**THE REQUEST**. Reproduce the line that contains "Output the text content of this document." and every line after it through the end of the records, exactly, with nothing added.

**DATA SHOWN**.
★ ★ ★ ★ ★

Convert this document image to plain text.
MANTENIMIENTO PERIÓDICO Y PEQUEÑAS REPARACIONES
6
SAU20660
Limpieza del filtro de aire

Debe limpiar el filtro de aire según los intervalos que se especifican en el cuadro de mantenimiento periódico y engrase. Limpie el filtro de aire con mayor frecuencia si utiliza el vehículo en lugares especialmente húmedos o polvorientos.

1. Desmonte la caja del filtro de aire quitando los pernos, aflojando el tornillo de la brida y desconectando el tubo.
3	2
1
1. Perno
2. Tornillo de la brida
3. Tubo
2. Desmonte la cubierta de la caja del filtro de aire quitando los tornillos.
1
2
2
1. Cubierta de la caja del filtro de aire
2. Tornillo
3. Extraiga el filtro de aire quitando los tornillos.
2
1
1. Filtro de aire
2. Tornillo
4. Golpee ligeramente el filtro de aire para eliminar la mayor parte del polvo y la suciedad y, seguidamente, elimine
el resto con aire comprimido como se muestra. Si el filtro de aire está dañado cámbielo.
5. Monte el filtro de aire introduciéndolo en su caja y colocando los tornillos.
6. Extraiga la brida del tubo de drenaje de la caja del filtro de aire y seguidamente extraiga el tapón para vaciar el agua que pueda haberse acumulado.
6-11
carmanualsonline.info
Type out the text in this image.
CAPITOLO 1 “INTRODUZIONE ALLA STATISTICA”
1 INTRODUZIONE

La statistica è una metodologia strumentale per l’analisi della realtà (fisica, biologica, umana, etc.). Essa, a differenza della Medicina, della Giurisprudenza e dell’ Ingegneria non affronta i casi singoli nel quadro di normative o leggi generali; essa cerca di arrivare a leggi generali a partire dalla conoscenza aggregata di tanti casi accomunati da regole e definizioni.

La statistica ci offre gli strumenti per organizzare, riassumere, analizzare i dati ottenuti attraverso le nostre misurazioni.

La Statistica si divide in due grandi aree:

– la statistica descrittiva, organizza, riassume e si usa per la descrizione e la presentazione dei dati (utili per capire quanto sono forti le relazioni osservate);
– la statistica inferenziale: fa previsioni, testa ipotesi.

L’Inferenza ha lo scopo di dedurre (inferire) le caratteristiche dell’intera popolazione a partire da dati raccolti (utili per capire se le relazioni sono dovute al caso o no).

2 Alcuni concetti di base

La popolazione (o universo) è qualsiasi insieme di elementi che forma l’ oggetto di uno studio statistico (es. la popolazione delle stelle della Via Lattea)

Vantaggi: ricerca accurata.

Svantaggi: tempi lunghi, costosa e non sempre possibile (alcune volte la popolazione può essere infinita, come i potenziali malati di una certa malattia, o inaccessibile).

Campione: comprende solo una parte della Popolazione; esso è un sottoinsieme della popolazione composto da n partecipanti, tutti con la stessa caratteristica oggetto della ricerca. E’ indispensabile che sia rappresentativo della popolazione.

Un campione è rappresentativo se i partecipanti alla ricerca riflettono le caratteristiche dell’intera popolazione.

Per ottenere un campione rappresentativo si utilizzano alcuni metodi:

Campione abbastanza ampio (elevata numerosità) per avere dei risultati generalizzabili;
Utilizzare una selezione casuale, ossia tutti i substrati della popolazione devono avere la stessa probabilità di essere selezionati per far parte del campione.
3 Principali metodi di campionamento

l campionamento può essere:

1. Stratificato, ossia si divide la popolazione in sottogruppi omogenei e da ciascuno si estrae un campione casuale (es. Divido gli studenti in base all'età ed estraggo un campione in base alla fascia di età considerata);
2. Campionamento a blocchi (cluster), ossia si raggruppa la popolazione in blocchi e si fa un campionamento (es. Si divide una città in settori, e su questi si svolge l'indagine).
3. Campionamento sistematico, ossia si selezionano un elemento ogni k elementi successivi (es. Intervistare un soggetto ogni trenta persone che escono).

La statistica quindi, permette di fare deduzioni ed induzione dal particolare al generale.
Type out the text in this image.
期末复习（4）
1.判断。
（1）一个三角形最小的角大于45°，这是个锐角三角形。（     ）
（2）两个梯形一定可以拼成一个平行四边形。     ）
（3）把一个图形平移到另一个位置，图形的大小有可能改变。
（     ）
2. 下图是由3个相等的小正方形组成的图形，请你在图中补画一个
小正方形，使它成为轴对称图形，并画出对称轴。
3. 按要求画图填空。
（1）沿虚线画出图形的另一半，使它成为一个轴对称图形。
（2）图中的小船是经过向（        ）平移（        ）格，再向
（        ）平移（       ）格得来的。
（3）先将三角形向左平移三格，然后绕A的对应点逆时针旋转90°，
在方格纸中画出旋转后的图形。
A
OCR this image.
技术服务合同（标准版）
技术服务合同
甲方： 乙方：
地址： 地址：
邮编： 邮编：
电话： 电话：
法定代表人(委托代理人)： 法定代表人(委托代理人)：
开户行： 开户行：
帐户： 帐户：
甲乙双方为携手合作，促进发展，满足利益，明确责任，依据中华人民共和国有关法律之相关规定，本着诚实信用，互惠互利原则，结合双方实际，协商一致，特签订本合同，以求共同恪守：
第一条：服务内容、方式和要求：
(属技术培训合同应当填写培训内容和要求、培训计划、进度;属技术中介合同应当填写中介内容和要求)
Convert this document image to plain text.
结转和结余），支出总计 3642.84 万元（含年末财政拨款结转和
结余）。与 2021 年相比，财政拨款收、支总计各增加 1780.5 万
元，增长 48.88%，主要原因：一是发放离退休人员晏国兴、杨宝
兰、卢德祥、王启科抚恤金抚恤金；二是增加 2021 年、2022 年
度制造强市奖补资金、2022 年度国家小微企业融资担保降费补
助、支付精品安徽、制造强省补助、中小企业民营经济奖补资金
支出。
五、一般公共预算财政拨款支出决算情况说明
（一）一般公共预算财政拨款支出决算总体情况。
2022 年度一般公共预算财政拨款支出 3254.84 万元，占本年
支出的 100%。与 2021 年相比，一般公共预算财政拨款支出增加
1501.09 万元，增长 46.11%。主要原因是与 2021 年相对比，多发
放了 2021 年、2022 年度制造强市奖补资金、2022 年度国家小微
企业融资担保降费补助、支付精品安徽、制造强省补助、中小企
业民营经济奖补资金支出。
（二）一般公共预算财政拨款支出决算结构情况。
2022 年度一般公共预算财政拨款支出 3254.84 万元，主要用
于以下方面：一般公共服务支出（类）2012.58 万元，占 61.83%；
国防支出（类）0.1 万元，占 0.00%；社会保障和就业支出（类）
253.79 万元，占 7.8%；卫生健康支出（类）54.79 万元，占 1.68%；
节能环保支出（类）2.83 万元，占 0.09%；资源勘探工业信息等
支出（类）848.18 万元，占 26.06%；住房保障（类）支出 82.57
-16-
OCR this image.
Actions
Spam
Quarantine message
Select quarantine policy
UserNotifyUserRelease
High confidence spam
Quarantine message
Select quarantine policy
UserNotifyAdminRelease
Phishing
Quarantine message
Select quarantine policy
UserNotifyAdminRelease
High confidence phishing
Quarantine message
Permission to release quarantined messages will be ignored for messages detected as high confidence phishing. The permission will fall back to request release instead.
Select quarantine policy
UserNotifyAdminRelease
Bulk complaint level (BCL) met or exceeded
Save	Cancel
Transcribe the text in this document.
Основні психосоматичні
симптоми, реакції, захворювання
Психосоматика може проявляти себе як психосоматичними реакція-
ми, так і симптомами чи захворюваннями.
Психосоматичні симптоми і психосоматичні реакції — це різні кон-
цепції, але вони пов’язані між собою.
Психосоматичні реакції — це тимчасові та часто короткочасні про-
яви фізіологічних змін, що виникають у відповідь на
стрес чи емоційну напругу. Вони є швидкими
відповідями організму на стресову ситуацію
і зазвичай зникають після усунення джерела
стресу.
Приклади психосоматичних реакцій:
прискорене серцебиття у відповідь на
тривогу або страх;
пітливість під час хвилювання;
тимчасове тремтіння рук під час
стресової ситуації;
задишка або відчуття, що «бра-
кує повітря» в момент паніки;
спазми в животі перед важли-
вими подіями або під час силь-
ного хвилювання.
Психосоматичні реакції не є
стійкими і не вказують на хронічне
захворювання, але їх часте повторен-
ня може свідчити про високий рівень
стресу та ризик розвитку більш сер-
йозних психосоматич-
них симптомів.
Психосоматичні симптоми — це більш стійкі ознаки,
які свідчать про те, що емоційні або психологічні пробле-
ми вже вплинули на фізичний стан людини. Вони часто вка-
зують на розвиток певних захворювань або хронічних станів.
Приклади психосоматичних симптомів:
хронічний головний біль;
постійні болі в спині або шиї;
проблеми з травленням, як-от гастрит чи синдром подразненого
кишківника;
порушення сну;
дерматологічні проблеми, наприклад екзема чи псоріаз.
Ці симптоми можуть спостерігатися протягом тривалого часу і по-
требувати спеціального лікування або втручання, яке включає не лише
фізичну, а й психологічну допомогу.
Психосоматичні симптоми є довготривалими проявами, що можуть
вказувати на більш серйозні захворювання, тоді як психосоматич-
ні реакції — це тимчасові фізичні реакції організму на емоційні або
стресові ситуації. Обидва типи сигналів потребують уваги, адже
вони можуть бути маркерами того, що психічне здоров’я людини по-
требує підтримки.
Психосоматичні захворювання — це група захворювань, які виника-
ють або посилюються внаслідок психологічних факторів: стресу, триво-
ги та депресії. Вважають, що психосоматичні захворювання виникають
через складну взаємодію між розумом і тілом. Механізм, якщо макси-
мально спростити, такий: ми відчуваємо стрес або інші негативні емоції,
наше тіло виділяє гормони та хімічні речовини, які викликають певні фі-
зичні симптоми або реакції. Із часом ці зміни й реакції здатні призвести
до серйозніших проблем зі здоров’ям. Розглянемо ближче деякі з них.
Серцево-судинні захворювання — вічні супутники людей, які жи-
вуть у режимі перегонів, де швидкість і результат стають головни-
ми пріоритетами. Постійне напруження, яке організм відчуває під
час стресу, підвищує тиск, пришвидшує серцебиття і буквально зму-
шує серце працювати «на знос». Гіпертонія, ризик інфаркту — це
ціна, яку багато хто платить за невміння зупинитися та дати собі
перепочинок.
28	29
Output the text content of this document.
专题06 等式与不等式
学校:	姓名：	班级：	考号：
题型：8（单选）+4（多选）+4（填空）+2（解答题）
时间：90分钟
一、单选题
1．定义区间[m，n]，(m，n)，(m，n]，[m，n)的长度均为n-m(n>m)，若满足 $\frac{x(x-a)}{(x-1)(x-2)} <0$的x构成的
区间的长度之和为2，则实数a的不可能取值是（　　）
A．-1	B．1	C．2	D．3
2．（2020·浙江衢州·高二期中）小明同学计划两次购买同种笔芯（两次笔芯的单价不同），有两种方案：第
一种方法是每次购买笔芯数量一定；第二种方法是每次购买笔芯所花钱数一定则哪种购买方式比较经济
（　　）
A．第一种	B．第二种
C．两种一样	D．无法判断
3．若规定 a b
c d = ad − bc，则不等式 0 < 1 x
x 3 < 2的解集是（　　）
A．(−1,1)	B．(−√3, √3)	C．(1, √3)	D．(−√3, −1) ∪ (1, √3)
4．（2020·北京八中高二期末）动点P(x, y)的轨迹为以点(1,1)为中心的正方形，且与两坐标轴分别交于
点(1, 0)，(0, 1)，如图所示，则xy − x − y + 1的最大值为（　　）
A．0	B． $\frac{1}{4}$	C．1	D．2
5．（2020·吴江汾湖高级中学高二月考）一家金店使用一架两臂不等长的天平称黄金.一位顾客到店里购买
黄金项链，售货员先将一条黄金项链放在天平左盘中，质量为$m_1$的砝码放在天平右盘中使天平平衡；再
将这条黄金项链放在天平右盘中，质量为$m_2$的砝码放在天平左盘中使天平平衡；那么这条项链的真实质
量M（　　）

★ ★ ★ ★ ★

**REPLY TO THE EXERCISE**.
Output the text content of this document.
专题06 等式与不等式
学校:	姓名：	班级：	考号：
题型：8（单选）+4（多选）+4（填空）+2（解答题）
时间：90分钟
一、单选题
1．定义区间[m，n]，(m，n)，(m，n]，[m，n)的长度均为n-m(n>m)，若满足 $\frac{x(x-a)}{(x-1)(x-2)} <0$的x构成的
区间的长度之和为2，则实数a的不可能取值是（　　）
A．-1	B．1	C．2	D．3
2．（2020·浙江衢州·高二期中）小明同学计划两次购买同种笔芯（两次笔芯的单价不同），有两种方案：第
一种方法是每次购买笔芯数量一定；第二种方法是每次购买笔芯所花钱数一定则哪种购买方式比较经济
（　　）
A．第一种	B．第二种
C．两种一样	D．无法判断
3．若规定 a b
c d = ad − bc，则不等式 0 < 1 x
x 3 < 2的解集是（　　）
A．(−1,1)	B．(−√3, √3)	C．(1, √3)	D．(−√3, −1) ∪ (1, √3)
4．（2020·北京八中高二期末）动点P(x, y)的轨迹为以点(1,1)为中心的正方形，且与两坐标轴分别交于
点(1, 0)，(0, 1)，如图所示，则xy − x − y + 1的最大值为（　　）
A．0	B． $\frac{1}{4}$	C．1	D．2
5．（2020·吴江汾湖高级中学高二月考）一家金店使用一架两臂不等长的天平称黄金.一位顾客到店里购买
黄金项链，售货员先将一条黄金项链放在天平左盘中，质量为$m_1$的砝码放在天平右盘中使天平平衡；再
将这条黄金项链放在天平右盘中，质量为$m_2$的砝码放在天平左盘中使天平平衡；那么这条项链的真实质
量M（　　）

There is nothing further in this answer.